- [EXERCISE INPUT]
· · · · ·

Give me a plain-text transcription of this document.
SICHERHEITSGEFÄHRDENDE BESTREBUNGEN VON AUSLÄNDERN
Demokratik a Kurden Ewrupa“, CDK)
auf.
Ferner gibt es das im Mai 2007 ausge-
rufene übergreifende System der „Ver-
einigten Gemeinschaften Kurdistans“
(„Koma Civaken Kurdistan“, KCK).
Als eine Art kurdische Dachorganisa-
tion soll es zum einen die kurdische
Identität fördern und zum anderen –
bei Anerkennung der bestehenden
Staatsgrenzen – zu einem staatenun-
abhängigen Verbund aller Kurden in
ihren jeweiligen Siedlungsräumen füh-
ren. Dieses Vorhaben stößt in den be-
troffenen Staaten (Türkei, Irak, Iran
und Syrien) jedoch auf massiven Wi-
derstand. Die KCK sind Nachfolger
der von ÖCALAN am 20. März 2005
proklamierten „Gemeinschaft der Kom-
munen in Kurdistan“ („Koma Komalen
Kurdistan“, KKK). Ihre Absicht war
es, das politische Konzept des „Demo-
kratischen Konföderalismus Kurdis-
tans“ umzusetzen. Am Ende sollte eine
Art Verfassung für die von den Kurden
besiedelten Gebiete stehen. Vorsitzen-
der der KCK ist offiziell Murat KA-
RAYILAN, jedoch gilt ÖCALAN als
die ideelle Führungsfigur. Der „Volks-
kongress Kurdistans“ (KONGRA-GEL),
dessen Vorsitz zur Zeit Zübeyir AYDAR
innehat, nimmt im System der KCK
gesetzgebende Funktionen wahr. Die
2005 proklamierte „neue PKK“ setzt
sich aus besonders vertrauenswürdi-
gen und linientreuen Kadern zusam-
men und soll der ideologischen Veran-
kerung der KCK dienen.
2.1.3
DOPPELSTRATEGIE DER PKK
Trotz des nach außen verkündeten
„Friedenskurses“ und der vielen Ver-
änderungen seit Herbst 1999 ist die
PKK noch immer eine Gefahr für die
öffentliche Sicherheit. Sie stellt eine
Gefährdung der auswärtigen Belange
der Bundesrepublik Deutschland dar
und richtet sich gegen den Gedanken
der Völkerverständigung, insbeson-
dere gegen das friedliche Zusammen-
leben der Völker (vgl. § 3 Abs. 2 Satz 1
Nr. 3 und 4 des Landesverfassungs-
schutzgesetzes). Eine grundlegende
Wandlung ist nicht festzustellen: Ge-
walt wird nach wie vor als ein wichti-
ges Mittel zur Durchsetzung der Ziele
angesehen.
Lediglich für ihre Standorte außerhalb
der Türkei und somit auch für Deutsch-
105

· · · · ·

- [TASK TO COMPLETE]
Go through the entries and repeat each one exactly.

- [ANSWER TO THIS TASK]
Give me a plain-text transcription of this document.
SICHERHEITSGEFÄHRDENDE BESTREBUNGEN VON AUSLÄNDERN
Demokratik a Kurden Ewrupa“, CDK)
auf.
Ferner gibt es das im Mai 2007 ausge-
rufene übergreifende System der „Ver-
einigten Gemeinschaften Kurdistans“
(„Koma Civaken Kurdistan“, KCK).
Als eine Art kurdische Dachorganisa-
tion soll es zum einen die kurdische
Identität fördern und zum anderen –
bei Anerkennung der bestehenden
Staatsgrenzen – zu einem staatenun-
abhängigen Verbund aller Kurden in
ihren jeweiligen Siedlungsräumen füh-
ren. Dieses Vorhaben stößt in den be-
troffenen Staaten (Türkei, Irak, Iran
und Syrien) jedoch auf massiven Wi-
derstand. Die KCK sind Nachfolger
der von ÖCALAN am 20. März 2005
proklamierten „Gemeinschaft der Kom-
munen in Kurdistan“ („Koma Komalen
Kurdistan“, KKK). Ihre Absicht war
es, das politische Konzept des „Demo-
kratischen Konföderalismus Kurdis-
tans“ umzusetzen. Am Ende sollte eine
Art Verfassung für die von den Kurden
besiedelten Gebiete stehen. Vorsitzen-
der der KCK ist offiziell Murat KA-
RAYILAN, jedoch gilt ÖCALAN als
die ideelle Führungsfigur. Der „Volks-
kongress Kurdistans“ (KONGRA-GEL),
dessen Vorsitz zur Zeit Zübeyir AYDAR
innehat, nimmt im System der KCK
gesetzgebende Funktionen wahr. Die
2005 proklamierte „neue PKK“ setzt
sich aus besonders vertrauenswürdi-
gen und linientreuen Kadern zusam-
men und soll der ideologischen Veran-
kerung der KCK dienen.
2.1.3
DOPPELSTRATEGIE DER PKK
Trotz des nach außen verkündeten
„Friedenskurses“ und der vielen Ver-
änderungen seit Herbst 1999 ist die
PKK noch immer eine Gefahr für die
öffentliche Sicherheit. Sie stellt eine
Gefährdung der auswärtigen Belange
der Bundesrepublik Deutschland dar
und richtet sich gegen den Gedanken
der Völkerverständigung, insbeson-
dere gegen das friedliche Zusammen-
leben der Völker (vgl. § 3 Abs. 2 Satz 1
Nr. 3 und 4 des Landesverfassungs-
schutzgesetzes). Eine grundlegende
Wandlung ist nicht festzustellen: Ge-
walt wird nach wie vor als ein wichti-
ges Mittel zur Durchsetzung der Ziele
angesehen.
Lediglich für ihre Standorte außerhalb
der Türkei und somit auch für Deutsch-
105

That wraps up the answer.